* REQUIRED TASK
Print each line exactly as it is given.

* SUPPLIED DATA
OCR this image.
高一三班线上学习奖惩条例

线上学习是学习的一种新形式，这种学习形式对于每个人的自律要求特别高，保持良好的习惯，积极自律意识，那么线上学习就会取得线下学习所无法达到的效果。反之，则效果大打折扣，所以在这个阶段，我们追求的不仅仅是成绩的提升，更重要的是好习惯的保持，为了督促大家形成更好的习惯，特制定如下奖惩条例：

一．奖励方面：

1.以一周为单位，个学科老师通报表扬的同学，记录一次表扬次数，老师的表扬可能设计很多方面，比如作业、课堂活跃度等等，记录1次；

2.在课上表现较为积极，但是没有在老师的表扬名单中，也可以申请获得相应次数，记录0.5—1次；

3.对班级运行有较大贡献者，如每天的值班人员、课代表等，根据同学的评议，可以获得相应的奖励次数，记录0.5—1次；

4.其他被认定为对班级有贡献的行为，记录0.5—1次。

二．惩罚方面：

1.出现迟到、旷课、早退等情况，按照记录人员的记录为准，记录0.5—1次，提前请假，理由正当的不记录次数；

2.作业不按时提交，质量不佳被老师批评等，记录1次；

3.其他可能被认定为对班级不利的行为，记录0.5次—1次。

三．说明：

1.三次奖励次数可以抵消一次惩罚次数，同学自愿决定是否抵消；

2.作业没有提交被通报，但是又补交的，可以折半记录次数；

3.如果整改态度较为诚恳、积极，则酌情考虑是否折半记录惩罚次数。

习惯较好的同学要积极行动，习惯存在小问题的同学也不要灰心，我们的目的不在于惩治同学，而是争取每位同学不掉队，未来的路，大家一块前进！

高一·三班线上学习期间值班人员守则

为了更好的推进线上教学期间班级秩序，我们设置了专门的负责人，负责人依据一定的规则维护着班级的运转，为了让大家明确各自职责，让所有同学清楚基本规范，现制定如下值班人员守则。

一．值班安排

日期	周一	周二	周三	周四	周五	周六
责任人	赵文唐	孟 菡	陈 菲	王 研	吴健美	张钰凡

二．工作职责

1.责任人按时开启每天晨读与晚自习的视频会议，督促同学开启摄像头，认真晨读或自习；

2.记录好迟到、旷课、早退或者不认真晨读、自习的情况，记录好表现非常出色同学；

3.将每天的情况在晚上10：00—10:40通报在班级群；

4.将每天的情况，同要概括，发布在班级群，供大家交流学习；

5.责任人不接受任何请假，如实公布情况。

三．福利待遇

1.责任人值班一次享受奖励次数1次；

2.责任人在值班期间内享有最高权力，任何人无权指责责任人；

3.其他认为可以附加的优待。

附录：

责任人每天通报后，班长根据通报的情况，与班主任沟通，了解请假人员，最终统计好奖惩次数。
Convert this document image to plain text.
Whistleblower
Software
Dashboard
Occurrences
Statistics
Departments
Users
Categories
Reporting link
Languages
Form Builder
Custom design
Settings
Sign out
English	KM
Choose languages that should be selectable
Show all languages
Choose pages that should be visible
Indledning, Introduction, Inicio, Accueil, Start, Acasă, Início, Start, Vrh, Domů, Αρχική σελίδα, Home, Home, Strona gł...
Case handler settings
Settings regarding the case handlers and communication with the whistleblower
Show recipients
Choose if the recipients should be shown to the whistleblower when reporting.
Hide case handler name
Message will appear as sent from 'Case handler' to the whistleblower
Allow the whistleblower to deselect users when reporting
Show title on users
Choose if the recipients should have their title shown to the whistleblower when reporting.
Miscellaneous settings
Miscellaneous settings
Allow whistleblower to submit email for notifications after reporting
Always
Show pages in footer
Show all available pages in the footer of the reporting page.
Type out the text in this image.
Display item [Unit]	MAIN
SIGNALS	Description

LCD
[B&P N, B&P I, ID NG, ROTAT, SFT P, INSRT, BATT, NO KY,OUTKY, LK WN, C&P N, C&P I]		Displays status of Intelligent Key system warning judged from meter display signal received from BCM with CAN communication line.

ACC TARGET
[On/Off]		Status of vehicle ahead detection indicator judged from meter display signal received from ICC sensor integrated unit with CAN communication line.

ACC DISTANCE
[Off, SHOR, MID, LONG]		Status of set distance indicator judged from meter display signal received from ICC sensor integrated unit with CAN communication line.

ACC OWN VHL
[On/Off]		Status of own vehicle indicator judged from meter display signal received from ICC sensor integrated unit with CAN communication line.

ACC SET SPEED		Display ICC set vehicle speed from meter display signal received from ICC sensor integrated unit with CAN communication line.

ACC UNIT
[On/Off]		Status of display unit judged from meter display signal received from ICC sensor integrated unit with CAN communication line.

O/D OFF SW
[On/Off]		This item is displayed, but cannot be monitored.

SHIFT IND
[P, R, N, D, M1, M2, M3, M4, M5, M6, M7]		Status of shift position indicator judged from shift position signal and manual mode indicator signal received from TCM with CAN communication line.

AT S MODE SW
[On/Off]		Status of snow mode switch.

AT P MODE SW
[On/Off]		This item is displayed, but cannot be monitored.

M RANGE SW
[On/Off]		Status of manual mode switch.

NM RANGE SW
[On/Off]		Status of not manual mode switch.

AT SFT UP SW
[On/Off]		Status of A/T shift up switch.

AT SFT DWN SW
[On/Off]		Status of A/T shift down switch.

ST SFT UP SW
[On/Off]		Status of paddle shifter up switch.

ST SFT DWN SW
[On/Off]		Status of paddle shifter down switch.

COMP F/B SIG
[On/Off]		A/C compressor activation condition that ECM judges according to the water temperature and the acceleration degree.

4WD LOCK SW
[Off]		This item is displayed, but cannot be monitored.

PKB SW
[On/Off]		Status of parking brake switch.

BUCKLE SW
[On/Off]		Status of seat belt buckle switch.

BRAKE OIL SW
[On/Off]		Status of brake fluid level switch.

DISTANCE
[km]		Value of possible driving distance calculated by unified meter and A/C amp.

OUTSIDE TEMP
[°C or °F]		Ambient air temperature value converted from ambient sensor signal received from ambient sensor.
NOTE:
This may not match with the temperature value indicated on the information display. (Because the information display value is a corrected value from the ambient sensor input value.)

* FULL SOLUTION
OCR this image.
高一三班线上学习奖惩条例

线上学习是学习的一种新形式，这种学习形式对于每个人的自律要求特别高，保持良好的习惯，积极自律意识，那么线上学习就会取得线下学习所无法达到的效果。反之，则效果大打折扣，所以在这个阶段，我们追求的不仅仅是成绩的提升，更重要的是好习惯的保持，为了督促大家形成更好的习惯，特制定如下奖惩条例：

一．奖励方面：

1.以一周为单位，个学科老师通报表扬的同学，记录一次表扬次数，老师的表扬可能设计很多方面，比如作业、课堂活跃度等等，记录1次；

2.在课上表现较为积极，但是没有在老师的表扬名单中，也可以申请获得相应次数，记录0.5—1次；

3.对班级运行有较大贡献者，如每天的值班人员、课代表等，根据同学的评议，可以获得相应的奖励次数，记录0.5—1次；

4.其他被认定为对班级有贡献的行为，记录0.5—1次。

二．惩罚方面：

1.出现迟到、旷课、早退等情况，按照记录人员的记录为准，记录0.5—1次，提前请假，理由正当的不记录次数；

2.作业不按时提交，质量不佳被老师批评等，记录1次；

3.其他可能被认定为对班级不利的行为，记录0.5次—1次。

三．说明：

1.三次奖励次数可以抵消一次惩罚次数，同学自愿决定是否抵消；

2.作业没有提交被通报，但是又补交的，可以折半记录次数；

3.如果整改态度较为诚恳、积极，则酌情考虑是否折半记录惩罚次数。

习惯较好的同学要积极行动，习惯存在小问题的同学也不要灰心，我们的目的不在于惩治同学，而是争取每位同学不掉队，未来的路，大家一块前进！

高一·三班线上学习期间值班人员守则

为了更好的推进线上教学期间班级秩序，我们设置了专门的负责人，负责人依据一定的规则维护着班级的运转，为了让大家明确各自职责，让所有同学清楚基本规范，现制定如下值班人员守则。

一．值班安排

日期	周一	周二	周三	周四	周五	周六
责任人	赵文唐	孟 菡	陈 菲	王 研	吴健美	张钰凡

二．工作职责

1.责任人按时开启每天晨读与晚自习的视频会议，督促同学开启摄像头，认真晨读或自习；

2.记录好迟到、旷课、早退或者不认真晨读、自习的情况，记录好表现非常出色同学；

3.将每天的情况在晚上10：00—10:40通报在班级群；

4.将每天的情况，同要概括，发布在班级群，供大家交流学习；

5.责任人不接受任何请假，如实公布情况。

三．福利待遇

1.责任人值班一次享受奖励次数1次；

2.责任人在值班期间内享有最高权力，任何人无权指责责任人；

3.其他认为可以附加的优待。

附录：

责任人每天通报后，班长根据通报的情况，与班主任沟通，了解请假人员，最终统计好奖惩次数。
Convert this document image to plain text.
Whistleblower
Software
Dashboard
Occurrences
Statistics
Departments
Users
Categories
Reporting link
Languages
Form Builder
Custom design
Settings
Sign out
English	KM
Choose languages that should be selectable
Show all languages
Choose pages that should be visible
Indledning, Introduction, Inicio, Accueil, Start, Acasă, Início, Start, Vrh, Domů, Αρχική σελίδα, Home, Home, Strona gł...
Case handler settings
Settings regarding the case handlers and communication with the whistleblower
Show recipients
Choose if the recipients should be shown to the whistleblower when reporting.
Hide case handler name
Message will appear as sent from 'Case handler' to the whistleblower
Allow the whistleblower to deselect users when reporting
Show title on users
Choose if the recipients should have their title shown to the whistleblower when reporting.
Miscellaneous settings
Miscellaneous settings
Allow whistleblower to submit email for notifications after reporting
Always
Show pages in footer
Show all available pages in the footer of the reporting page.
Type out the text in this image.
Display item [Unit]	MAIN
SIGNALS	Description

LCD
[B&P N, B&P I, ID NG, ROTAT, SFT P, INSRT, BATT, NO KY,OUTKY, LK WN, C&P N, C&P I]		Displays status of Intelligent Key system warning judged from meter display signal received from BCM with CAN communication line.

ACC TARGET
[On/Off]		Status of vehicle ahead detection indicator judged from meter display signal received from ICC sensor integrated unit with CAN communication line.

ACC DISTANCE
[Off, SHOR, MID, LONG]		Status of set distance indicator judged from meter display signal received from ICC sensor integrated unit with CAN communication line.

ACC OWN VHL
[On/Off]		Status of own vehicle indicator judged from meter display signal received from ICC sensor integrated unit with CAN communication line.

ACC SET SPEED		Display ICC set vehicle speed from meter display signal received from ICC sensor integrated unit with CAN communication line.

ACC UNIT
[On/Off]		Status of display unit judged from meter display signal received from ICC sensor integrated unit with CAN communication line.

O/D OFF SW
[On/Off]		This item is displayed, but cannot be monitored.

SHIFT IND
[P, R, N, D, M1, M2, M3, M4, M5, M6, M7]		Status of shift position indicator judged from shift position signal and manual mode indicator signal received from TCM with CAN communication line.

AT S MODE SW
[On/Off]		Status of snow mode switch.

AT P MODE SW
[On/Off]		This item is displayed, but cannot be monitored.

M RANGE SW
[On/Off]		Status of manual mode switch.

NM RANGE SW
[On/Off]		Status of not manual mode switch.

AT SFT UP SW
[On/Off]		Status of A/T shift up switch.

AT SFT DWN SW
[On/Off]		Status of A/T shift down switch.

ST SFT UP SW
[On/Off]		Status of paddle shifter up switch.

ST SFT DWN SW
[On/Off]		Status of paddle shifter down switch.

COMP F/B SIG
[On/Off]		A/C compressor activation condition that ECM judges according to the water temperature and the acceleration degree.

4WD LOCK SW
[Off]		This item is displayed, but cannot be monitored.

PKB SW
[On/Off]		Status of parking brake switch.

BUCKLE SW
[On/Off]		Status of seat belt buckle switch.

BRAKE OIL SW
[On/Off]		Status of brake fluid level switch.

DISTANCE
[km]		Value of possible driving distance calculated by unified meter and A/C amp.

OUTSIDE TEMP
[°C or °F]		Ambient air temperature value converted from ambient sensor signal received from ambient sensor.
NOTE:
This may not match with the temperature value indicated on the information display. (Because the information display value is a corrected value from the ambient sensor input value.)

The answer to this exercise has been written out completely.